Why CODEXT has no server, no account, no cloud sync, and why the output is a plain .txt file. These are architectural choices with real consequences for trust and longevity.

Why no server

The common pattern for developer tools in 2024–2025 is: upload your code to a server, process it there, return the result. This pattern has a non-negotiable cost: your source code is now on someone else's infrastructure.

CODEXT processes everything on your machine because that's the only architecture that guarantees your code stays private. Policy promises — "we don't store your data", "we don't train on it" — are unverifiable. Architectural constraints are not.

When there is no server receiving your files, there is no way for your files to end up on a server. That's the guarantee CODEXT offers: not a policy, an architecture.

Why no account

An account requirement serves the vendor, not the user. It enables usage tracking, churn analysis, re-engagement emails, and — in the worst case — holds your workflow hostage if the service disappears or changes pricing.

Problems and tasks:
a. In the CODEXT text, what kind of file does the tool produce as output?
b. Using the reasons the CODEXT text gives, explain why the tool processes everything on the user's machine instead of on a server.
c. Extend the CODEXT text, picking up right after its last sentence.

Input data:
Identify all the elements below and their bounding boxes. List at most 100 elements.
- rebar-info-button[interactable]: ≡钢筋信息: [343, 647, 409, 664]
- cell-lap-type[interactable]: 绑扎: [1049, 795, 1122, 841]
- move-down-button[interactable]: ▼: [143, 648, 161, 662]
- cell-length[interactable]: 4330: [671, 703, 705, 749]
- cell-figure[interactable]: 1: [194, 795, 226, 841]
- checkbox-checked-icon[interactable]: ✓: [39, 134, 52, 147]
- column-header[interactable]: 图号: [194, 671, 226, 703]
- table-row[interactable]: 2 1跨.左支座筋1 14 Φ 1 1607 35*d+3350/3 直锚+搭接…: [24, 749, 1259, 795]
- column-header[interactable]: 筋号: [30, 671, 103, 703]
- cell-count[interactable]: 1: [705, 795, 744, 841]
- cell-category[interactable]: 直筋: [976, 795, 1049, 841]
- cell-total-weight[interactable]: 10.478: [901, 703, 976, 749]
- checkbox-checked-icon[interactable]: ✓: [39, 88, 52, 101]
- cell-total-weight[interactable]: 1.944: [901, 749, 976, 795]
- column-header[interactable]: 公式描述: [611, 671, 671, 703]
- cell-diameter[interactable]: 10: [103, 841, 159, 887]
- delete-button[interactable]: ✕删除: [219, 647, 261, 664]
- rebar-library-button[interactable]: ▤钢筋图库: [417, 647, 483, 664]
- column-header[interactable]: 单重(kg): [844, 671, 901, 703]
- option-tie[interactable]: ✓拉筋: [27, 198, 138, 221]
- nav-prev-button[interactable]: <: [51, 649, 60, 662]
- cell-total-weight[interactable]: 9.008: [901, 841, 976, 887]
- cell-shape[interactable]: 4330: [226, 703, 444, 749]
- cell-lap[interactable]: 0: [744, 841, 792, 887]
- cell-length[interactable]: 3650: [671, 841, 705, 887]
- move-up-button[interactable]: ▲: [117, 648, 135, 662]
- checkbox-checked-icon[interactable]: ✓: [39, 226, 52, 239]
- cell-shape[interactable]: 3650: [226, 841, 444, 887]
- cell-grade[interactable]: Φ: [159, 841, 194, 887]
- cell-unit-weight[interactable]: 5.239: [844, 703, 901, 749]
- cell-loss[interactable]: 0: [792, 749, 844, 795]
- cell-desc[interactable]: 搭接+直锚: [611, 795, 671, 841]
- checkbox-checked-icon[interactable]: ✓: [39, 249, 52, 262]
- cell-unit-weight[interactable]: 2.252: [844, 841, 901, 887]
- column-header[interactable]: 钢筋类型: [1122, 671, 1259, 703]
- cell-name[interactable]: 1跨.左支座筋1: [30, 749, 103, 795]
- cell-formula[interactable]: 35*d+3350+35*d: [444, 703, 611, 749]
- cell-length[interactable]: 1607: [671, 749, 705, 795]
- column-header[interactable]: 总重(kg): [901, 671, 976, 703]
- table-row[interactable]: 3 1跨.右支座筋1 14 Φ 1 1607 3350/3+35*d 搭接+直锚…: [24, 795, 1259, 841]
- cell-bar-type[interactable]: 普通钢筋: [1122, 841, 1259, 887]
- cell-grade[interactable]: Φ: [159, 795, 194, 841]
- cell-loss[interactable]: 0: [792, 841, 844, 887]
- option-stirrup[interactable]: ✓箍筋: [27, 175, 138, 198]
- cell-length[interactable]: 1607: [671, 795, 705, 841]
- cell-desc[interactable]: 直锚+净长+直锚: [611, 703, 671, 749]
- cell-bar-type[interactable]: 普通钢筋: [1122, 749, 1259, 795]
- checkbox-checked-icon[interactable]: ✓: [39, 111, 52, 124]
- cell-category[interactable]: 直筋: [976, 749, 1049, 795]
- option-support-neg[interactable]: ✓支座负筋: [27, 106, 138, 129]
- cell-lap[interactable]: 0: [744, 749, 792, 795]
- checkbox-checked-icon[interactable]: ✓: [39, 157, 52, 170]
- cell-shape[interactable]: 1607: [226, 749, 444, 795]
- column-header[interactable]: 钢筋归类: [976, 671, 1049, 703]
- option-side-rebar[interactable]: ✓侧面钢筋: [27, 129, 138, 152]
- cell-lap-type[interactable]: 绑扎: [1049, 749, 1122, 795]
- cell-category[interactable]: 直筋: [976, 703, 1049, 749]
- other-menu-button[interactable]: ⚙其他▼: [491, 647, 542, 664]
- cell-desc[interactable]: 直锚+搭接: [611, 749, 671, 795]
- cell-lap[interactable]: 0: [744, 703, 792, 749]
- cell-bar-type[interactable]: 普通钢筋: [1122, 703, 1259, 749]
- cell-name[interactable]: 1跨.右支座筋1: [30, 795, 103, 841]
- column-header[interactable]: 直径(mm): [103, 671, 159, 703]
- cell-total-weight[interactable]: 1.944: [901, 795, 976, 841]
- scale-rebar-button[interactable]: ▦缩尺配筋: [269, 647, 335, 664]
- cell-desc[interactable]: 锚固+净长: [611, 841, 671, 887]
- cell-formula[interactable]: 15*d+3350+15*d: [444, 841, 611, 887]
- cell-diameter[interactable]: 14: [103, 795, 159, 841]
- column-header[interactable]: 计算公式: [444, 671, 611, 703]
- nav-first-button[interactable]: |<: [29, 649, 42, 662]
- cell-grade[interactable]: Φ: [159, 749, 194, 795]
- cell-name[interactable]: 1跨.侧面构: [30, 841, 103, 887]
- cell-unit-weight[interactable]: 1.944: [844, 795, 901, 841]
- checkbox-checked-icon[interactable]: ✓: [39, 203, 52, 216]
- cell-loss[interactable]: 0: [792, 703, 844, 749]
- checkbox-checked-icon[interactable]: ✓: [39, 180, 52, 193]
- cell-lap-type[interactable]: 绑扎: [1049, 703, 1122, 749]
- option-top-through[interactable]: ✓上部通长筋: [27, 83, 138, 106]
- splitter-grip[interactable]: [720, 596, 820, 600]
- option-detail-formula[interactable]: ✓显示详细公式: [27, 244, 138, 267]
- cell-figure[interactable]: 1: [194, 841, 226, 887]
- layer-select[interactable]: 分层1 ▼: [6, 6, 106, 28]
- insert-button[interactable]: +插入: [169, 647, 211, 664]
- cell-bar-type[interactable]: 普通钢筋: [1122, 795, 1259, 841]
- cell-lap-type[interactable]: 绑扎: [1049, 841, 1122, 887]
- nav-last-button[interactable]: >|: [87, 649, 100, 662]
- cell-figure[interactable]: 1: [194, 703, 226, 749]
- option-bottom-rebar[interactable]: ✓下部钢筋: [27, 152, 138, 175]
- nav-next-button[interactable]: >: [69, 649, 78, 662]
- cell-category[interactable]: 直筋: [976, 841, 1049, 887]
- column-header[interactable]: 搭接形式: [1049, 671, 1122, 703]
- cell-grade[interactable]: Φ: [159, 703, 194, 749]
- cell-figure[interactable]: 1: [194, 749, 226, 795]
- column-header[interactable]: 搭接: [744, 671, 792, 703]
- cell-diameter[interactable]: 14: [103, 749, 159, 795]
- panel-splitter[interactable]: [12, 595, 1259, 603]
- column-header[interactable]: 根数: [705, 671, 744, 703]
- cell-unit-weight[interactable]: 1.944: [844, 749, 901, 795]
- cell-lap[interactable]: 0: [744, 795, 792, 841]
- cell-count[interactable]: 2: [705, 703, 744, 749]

Exercise responses:
a. A plain .txt file.

b. Processing locally is the only architecture that guarantees the code stays private. Policy promises such as "we don't store your data" can't be verified, but architectural constraints can. If no server receives the files, they cannot end up on a server.

c.
CODEXT uses license keys instead of accounts. A key is a string. It activates once over the network (key hash → valid/invalid). After that, it's stored locally and validated offline. If CODEXT's servers go offline permanently, your Pro license continues to work on every machine where you've already activated.

Local-first vs cloud-based: a concrete comparison
AspectCloud-based toolCODEXT (local-first)
Where processing happensFiles uploaded to a remote server, processed there, result returnedFiles read, processed, and written entirely on your machine. Zero network involvement.
What happens if the service goes downThe tool stops working until the service is restoredNothing changes. The app is self-contained. It works indefinitely.
Who can see your source codeThe service provider. Their infrastructure team. Potentially their LLM provider if AI is involved.Only you. The OS processes CODEXT runs under. No one else.
What happens to your dataStored on remote servers. Subject to the provider's privacy policy, breach risk, and legal jurisdiction.Stays on your filesystem. Subject only to your own security practices.
Output formatOften proprietary — tied to the tool's UI, API, or format. Hard to export or migrate.Plain .txt. Opens in any editor. Pasteable anywhere. No migration needed, ever.
Why the output is plain .txt

The output format is the last place to lock in users. Proprietary formats require proprietary tools to open. JSON schemas require parsers. Binary formats require viewers. A plain .txt file requires nothing — any text editor, terminal, AI interface, or automation script can consume it.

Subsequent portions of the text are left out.